_PROBLEM DETAILS_
Records follow. Copy every line with "trên".

Dataset items
↓

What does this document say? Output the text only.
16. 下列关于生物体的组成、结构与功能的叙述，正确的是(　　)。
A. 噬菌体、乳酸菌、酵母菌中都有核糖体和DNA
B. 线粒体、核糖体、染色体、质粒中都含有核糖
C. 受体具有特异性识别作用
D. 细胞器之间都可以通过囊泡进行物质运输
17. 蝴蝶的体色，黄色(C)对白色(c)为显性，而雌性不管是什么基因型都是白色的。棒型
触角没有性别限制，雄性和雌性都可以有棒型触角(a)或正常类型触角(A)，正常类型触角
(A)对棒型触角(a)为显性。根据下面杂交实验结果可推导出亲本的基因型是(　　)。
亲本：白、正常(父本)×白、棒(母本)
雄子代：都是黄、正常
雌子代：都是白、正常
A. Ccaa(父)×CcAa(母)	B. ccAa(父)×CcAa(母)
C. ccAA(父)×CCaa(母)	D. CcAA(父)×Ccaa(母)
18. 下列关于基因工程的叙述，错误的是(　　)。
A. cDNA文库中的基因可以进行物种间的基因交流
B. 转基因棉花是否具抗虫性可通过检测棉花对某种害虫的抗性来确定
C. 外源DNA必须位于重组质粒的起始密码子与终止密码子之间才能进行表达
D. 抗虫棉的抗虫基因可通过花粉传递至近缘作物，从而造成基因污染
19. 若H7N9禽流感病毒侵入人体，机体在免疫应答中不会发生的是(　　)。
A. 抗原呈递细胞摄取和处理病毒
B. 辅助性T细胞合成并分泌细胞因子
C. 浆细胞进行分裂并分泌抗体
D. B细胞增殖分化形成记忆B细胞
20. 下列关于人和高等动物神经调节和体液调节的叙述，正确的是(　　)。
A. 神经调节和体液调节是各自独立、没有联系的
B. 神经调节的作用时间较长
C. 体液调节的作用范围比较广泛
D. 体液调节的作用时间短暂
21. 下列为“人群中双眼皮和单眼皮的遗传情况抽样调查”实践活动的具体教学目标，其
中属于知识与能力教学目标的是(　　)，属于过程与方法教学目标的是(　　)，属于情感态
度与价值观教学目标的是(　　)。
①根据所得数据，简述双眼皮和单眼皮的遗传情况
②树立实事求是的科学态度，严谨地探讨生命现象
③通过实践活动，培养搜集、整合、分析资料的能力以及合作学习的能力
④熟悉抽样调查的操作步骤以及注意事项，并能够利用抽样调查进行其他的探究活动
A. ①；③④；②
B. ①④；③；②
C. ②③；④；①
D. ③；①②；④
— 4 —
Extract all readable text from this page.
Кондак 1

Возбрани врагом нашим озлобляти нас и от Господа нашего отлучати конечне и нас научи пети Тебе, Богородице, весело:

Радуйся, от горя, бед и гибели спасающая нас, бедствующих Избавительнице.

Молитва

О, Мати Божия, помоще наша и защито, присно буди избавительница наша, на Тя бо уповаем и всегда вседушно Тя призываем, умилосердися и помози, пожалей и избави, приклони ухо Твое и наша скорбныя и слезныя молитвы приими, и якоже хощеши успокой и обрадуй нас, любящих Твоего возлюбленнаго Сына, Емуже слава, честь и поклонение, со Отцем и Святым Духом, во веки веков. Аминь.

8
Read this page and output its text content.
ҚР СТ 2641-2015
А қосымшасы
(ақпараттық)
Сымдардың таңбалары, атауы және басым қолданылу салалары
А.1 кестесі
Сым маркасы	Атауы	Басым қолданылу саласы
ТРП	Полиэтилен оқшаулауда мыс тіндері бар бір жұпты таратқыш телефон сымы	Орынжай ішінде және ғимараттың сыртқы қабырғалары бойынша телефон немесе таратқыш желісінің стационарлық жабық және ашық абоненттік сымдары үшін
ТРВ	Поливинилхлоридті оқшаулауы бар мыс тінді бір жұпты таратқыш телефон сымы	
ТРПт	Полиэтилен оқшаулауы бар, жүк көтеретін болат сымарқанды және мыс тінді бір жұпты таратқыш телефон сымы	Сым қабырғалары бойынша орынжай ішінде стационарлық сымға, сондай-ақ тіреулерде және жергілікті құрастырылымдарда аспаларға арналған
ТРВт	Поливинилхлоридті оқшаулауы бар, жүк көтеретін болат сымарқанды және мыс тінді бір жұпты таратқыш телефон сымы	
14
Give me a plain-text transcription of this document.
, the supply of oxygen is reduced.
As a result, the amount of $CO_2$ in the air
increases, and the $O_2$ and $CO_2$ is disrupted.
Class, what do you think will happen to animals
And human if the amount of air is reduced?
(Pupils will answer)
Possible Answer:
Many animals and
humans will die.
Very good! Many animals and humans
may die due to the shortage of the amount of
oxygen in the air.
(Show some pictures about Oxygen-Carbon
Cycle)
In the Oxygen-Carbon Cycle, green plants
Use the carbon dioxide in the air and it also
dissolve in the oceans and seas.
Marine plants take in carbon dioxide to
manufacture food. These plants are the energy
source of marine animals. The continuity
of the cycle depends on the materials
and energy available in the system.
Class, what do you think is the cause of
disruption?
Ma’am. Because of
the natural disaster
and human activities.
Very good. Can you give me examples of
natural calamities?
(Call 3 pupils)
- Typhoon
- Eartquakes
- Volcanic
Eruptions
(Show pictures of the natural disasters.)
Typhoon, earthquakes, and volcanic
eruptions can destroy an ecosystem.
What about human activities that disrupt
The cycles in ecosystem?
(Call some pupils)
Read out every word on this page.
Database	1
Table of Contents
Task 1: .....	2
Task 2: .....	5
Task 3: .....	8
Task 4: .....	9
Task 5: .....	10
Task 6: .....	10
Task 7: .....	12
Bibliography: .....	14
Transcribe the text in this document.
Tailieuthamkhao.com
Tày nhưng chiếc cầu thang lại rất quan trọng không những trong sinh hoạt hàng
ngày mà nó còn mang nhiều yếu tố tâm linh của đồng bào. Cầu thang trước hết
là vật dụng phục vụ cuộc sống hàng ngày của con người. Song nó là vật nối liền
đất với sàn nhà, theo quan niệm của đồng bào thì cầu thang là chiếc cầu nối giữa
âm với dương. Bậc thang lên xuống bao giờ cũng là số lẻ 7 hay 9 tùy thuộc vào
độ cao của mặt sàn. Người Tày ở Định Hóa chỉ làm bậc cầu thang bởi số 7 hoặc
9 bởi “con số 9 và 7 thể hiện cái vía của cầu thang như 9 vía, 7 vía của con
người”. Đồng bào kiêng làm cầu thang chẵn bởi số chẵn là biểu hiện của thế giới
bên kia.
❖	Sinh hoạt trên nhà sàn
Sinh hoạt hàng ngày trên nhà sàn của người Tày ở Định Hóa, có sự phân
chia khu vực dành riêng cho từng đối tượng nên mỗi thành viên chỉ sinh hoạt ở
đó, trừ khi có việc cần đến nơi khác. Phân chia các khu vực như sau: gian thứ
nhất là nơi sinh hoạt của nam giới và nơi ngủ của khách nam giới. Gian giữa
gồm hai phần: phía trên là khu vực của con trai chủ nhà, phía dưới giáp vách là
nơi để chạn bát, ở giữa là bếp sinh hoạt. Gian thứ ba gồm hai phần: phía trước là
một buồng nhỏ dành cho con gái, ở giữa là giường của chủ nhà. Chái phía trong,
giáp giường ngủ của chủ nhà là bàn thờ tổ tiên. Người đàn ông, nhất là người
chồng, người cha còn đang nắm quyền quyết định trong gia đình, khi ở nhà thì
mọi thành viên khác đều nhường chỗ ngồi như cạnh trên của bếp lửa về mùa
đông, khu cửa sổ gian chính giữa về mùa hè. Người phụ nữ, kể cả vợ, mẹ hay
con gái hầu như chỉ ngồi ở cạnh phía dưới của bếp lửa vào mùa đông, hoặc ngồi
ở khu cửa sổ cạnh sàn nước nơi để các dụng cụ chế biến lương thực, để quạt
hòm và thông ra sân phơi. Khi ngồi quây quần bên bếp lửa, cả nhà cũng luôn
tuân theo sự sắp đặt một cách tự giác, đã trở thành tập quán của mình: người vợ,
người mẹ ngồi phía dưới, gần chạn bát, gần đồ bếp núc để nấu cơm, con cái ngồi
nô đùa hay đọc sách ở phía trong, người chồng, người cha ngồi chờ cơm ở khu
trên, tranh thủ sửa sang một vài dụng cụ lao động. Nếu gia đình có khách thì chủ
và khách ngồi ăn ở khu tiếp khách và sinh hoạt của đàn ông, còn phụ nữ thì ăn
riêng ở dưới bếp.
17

↑

_OUTPUT_
❖	Sinh hoạt trên nhà sàn
Sinh hoạt hàng ngày trên nhà sàn của người Tày ở Định Hóa, có sự phân
gồm hai phần: phía trên là khu vực của con trai chủ nhà, phía dưới giáp vách là
mọi thành viên khác đều nhường chỗ ngồi như cạnh trên của bếp lửa về mùa
trên, tranh thủ sửa sang một vài dụng cụ lao động. Nếu gia đình có khách thì chủ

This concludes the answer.